Data entries:

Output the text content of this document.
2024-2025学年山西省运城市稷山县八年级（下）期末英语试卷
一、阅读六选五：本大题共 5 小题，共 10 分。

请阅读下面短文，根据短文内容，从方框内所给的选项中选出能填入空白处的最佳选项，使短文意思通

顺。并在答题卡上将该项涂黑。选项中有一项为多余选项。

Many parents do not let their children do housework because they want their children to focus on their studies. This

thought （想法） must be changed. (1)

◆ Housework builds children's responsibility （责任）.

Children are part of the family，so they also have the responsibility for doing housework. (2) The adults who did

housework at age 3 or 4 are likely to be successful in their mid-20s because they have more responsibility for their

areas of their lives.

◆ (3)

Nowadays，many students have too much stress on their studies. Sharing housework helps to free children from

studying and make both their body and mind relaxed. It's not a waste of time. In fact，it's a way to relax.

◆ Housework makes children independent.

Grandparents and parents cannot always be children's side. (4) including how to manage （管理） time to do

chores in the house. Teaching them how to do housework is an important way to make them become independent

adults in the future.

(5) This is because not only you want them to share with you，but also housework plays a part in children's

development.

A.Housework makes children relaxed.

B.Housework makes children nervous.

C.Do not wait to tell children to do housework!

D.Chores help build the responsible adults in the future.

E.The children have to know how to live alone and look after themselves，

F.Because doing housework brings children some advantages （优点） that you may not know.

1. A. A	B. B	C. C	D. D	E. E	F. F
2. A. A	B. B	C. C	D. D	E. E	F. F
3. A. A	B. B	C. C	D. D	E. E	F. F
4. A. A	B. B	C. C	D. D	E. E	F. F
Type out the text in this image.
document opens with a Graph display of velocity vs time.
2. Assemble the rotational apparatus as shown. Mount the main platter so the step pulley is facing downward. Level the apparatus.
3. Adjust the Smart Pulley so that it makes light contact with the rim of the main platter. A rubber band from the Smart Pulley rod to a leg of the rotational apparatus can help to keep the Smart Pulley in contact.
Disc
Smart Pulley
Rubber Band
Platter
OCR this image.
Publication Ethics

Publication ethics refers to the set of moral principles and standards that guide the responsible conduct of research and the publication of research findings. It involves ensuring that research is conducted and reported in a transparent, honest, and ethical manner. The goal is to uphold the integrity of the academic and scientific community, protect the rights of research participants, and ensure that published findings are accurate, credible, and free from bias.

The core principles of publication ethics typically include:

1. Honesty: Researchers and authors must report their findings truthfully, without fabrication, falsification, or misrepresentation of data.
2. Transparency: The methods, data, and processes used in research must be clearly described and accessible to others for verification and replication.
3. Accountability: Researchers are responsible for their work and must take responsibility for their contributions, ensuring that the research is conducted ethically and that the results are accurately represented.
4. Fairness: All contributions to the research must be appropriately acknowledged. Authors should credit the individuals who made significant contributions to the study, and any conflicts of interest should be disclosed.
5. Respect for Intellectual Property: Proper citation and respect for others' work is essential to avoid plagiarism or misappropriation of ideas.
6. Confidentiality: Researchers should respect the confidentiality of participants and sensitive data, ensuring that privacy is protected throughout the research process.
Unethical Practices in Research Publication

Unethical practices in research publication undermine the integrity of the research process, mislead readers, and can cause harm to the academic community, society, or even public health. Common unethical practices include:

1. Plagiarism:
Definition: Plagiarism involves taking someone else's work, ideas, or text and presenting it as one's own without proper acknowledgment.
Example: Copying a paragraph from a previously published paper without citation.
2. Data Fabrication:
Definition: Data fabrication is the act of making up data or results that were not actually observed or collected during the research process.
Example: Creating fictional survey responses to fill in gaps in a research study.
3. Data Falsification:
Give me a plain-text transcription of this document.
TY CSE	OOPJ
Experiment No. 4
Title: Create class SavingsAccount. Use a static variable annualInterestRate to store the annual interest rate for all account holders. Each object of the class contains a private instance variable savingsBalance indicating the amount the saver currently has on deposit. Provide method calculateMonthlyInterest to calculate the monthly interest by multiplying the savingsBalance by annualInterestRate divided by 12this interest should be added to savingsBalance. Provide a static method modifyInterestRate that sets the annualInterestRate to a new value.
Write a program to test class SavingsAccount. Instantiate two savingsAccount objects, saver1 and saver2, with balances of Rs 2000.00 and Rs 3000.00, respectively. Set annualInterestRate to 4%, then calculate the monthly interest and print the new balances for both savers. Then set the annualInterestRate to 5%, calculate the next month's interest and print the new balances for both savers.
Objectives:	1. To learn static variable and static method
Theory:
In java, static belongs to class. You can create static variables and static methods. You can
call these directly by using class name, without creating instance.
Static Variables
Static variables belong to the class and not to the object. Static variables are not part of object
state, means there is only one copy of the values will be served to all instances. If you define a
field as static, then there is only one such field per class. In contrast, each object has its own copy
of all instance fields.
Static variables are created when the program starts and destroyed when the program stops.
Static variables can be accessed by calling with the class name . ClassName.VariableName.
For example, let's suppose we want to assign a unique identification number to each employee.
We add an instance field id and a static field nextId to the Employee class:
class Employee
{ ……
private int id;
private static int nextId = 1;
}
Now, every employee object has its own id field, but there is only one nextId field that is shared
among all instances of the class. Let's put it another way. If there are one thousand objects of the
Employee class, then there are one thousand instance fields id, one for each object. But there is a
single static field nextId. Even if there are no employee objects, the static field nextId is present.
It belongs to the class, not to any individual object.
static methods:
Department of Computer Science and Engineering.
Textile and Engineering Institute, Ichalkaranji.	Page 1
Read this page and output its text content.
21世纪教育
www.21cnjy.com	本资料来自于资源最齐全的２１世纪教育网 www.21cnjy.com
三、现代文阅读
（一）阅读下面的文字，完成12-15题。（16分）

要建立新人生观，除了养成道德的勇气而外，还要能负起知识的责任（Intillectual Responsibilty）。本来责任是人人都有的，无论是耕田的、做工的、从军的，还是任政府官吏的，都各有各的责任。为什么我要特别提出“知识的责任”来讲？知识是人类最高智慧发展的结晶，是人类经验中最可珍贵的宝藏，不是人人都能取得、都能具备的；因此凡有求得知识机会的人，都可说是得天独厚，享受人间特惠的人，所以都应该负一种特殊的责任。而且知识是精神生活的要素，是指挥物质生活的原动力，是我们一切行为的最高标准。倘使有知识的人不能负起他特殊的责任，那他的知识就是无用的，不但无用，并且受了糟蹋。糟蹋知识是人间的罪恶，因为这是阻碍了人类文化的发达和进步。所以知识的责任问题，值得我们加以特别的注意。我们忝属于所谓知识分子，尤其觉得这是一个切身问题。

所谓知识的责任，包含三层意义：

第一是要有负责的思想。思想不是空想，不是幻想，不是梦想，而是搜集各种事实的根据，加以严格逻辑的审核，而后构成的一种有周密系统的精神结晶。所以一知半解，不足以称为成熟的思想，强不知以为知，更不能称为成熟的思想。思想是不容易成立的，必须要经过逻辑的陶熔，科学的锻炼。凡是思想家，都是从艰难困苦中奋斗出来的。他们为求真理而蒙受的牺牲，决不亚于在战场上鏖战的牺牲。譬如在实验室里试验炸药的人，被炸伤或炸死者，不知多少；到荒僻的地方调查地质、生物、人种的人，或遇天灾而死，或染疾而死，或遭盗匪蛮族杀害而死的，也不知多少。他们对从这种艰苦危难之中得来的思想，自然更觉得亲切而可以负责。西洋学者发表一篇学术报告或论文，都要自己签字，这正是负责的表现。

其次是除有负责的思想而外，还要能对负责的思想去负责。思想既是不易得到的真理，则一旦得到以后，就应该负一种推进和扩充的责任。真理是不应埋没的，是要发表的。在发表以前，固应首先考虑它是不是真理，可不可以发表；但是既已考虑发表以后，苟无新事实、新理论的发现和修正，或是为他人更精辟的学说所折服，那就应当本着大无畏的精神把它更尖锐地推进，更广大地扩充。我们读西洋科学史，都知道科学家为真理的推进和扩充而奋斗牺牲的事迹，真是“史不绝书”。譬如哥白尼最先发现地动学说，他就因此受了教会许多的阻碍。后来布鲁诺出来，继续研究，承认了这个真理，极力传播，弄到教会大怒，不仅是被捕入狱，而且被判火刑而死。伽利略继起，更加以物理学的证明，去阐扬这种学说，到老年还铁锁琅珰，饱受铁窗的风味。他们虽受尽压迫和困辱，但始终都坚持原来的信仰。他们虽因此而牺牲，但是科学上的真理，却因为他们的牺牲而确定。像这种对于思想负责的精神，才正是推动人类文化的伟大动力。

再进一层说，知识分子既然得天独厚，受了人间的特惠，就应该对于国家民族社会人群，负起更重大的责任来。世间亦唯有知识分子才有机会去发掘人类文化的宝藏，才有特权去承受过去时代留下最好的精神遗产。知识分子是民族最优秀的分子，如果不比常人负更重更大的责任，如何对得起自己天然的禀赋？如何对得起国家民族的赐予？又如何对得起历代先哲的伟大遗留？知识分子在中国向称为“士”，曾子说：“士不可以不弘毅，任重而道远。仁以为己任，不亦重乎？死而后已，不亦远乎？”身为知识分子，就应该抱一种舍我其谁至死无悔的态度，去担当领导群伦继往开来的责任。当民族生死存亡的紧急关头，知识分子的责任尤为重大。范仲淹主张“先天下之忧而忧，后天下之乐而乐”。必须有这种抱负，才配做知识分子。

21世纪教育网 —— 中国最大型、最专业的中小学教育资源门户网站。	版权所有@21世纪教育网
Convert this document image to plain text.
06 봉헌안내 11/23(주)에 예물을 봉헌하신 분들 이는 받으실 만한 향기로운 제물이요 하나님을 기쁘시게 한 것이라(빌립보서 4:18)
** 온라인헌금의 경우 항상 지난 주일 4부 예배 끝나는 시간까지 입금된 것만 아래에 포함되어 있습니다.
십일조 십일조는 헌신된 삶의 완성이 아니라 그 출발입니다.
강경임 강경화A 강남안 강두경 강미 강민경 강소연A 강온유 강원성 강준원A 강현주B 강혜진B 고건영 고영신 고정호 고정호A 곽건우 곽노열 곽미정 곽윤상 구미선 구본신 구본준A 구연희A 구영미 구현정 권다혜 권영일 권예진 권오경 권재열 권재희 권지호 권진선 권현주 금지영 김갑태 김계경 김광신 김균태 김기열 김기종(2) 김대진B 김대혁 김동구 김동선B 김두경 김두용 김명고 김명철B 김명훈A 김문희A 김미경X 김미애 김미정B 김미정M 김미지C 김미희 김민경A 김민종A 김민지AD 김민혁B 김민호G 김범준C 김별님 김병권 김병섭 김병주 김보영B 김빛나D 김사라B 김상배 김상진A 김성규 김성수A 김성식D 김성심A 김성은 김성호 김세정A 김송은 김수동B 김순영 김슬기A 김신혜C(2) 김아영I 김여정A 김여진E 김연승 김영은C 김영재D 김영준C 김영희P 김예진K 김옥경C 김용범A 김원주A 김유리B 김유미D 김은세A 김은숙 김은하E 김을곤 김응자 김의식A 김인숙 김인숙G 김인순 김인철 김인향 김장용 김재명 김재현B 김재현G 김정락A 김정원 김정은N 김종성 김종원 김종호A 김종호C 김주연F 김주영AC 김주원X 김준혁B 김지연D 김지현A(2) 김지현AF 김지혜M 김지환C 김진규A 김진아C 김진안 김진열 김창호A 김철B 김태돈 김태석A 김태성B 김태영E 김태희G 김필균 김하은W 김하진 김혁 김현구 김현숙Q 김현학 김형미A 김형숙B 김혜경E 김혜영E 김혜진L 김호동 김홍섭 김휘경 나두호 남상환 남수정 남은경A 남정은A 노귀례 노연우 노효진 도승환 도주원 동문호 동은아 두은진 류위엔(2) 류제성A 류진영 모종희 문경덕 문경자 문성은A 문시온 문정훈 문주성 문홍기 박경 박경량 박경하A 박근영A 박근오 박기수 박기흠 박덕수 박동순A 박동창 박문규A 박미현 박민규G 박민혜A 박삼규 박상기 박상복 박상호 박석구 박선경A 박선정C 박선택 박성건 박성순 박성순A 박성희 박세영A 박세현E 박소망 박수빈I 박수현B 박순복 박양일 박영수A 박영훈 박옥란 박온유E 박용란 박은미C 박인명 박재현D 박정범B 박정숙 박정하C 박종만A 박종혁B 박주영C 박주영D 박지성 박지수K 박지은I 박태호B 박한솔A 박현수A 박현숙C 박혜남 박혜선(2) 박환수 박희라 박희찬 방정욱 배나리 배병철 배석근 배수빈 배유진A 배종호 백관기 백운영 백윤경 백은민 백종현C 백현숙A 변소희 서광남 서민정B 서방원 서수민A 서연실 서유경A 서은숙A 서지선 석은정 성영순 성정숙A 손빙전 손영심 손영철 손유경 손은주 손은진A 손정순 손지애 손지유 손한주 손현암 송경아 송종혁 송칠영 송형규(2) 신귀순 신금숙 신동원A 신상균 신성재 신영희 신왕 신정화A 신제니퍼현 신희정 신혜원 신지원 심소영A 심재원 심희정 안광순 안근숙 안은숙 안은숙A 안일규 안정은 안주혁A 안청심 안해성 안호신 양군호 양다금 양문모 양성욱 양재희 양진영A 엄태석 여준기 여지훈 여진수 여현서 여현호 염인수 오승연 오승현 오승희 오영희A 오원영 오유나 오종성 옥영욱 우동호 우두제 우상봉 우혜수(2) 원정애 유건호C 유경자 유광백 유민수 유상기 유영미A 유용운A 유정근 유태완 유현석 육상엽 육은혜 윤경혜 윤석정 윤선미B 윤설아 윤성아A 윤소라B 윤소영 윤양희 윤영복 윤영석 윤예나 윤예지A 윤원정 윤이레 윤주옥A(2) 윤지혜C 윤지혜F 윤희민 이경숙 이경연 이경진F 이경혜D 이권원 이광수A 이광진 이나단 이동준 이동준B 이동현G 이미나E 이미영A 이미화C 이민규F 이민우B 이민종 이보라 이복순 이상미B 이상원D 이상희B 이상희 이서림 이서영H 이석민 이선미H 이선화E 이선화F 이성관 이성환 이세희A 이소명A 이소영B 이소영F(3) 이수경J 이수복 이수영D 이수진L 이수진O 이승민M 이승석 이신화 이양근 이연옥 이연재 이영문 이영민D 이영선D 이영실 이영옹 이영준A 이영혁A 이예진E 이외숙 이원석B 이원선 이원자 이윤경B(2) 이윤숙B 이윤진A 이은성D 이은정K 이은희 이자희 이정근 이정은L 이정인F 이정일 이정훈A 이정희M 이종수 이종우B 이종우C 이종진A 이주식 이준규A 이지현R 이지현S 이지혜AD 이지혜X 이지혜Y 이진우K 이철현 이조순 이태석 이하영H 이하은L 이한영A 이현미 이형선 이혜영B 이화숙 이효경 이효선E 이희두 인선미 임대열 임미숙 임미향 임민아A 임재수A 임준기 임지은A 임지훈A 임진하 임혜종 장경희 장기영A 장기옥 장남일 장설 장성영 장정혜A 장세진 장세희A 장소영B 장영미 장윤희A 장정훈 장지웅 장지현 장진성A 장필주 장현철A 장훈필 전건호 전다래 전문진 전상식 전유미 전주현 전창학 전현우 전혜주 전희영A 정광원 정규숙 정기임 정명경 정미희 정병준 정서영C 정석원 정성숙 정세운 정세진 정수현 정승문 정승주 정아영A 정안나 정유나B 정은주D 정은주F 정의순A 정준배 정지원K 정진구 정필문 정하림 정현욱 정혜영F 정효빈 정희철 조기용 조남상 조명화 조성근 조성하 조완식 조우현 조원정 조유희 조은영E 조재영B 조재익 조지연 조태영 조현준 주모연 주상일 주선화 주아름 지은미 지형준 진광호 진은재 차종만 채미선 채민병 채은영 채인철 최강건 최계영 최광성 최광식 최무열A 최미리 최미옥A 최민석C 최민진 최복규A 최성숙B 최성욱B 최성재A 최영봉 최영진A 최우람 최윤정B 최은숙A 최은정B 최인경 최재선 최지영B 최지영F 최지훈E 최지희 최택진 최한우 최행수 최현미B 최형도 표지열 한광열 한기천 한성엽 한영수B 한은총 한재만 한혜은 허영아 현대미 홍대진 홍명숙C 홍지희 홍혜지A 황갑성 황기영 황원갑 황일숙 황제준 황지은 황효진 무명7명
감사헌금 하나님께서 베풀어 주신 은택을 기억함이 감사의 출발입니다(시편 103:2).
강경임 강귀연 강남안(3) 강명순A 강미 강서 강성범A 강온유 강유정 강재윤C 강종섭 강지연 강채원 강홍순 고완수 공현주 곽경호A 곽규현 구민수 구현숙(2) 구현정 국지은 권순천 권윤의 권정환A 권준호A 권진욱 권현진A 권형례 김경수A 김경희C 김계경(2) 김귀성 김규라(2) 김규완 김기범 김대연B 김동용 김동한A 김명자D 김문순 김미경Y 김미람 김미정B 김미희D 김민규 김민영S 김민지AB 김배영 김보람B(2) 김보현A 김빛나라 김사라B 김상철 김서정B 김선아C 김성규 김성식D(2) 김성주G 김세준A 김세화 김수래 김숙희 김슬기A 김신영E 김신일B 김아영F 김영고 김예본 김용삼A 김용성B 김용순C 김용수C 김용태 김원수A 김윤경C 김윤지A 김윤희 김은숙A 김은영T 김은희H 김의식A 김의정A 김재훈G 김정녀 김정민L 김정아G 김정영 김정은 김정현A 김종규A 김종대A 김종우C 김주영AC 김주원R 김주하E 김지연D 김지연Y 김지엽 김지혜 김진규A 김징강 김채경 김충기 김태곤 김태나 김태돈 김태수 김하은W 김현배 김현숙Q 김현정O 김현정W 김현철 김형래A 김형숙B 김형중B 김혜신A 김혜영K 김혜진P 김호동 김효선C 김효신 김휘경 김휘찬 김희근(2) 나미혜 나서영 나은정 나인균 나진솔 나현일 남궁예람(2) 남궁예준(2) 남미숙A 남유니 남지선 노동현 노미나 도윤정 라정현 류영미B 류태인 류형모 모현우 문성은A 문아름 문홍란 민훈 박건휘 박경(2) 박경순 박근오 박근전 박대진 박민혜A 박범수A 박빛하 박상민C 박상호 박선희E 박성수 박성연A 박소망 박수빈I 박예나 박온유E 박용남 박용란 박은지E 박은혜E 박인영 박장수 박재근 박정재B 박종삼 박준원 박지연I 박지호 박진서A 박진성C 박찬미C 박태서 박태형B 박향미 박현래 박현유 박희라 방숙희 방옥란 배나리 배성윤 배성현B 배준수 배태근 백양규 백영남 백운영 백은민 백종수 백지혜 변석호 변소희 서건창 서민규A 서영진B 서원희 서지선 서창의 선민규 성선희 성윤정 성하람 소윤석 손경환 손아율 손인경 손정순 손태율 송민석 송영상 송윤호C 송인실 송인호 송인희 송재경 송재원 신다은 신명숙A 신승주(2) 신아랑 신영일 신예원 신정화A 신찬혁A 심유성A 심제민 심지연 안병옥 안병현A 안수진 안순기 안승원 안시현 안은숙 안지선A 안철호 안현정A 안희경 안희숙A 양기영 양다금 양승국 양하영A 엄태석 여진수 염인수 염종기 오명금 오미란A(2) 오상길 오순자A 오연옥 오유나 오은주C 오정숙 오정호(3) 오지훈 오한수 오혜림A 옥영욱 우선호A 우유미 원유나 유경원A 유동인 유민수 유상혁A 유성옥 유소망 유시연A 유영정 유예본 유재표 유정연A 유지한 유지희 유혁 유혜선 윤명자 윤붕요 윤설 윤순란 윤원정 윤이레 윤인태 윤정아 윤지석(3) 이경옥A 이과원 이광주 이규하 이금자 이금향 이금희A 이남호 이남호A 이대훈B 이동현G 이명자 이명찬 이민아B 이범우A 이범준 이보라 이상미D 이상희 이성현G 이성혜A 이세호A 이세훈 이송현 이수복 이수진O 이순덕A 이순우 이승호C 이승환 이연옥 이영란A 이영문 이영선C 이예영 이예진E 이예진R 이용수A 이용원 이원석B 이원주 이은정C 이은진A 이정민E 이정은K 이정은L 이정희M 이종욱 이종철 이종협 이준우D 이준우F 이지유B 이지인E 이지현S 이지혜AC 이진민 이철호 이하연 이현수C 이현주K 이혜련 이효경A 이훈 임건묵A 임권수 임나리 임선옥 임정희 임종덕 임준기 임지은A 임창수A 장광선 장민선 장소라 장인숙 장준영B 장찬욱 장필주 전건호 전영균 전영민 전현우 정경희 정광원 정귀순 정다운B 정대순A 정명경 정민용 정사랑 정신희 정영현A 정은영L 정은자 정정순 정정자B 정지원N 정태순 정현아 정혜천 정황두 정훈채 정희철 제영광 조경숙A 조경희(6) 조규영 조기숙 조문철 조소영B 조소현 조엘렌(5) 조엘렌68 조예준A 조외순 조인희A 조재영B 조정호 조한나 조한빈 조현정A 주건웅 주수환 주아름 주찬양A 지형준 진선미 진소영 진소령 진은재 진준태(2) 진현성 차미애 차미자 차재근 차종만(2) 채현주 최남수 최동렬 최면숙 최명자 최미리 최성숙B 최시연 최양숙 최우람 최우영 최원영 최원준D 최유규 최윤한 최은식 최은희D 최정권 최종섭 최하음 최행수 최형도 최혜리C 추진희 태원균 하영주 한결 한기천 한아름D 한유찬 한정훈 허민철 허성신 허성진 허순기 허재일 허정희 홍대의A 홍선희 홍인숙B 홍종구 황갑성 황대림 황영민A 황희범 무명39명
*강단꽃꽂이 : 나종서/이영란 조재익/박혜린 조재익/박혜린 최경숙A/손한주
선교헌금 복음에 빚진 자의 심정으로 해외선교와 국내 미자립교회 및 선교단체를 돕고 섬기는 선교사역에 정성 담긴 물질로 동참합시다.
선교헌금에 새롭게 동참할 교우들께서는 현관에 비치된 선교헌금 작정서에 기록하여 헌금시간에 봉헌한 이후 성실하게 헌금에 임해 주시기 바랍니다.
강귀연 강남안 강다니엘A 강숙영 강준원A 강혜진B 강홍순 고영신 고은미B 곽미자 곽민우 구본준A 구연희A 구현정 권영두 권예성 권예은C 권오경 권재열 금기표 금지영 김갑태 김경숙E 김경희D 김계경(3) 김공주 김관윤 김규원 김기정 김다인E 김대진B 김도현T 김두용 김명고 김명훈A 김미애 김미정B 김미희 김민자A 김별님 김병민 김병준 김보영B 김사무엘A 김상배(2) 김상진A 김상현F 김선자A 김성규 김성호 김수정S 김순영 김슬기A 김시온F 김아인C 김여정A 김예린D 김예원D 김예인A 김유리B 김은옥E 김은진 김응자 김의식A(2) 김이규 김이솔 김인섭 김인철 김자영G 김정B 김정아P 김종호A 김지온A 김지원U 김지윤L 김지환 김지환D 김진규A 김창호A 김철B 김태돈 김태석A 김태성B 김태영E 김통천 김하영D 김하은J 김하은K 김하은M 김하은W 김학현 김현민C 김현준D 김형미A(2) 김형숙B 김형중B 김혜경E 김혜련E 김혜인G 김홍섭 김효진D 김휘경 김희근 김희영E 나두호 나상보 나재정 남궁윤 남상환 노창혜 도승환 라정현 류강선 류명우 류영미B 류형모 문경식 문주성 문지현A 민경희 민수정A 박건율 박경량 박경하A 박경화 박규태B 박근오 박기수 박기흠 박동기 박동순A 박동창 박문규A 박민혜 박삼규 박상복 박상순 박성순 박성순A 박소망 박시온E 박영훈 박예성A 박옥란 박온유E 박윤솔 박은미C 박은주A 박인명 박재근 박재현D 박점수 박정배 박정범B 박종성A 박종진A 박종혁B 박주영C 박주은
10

DIRECTIONS: Looking at the entries above, state how many lines contain "involves"; give the number alone.

RESULT: 2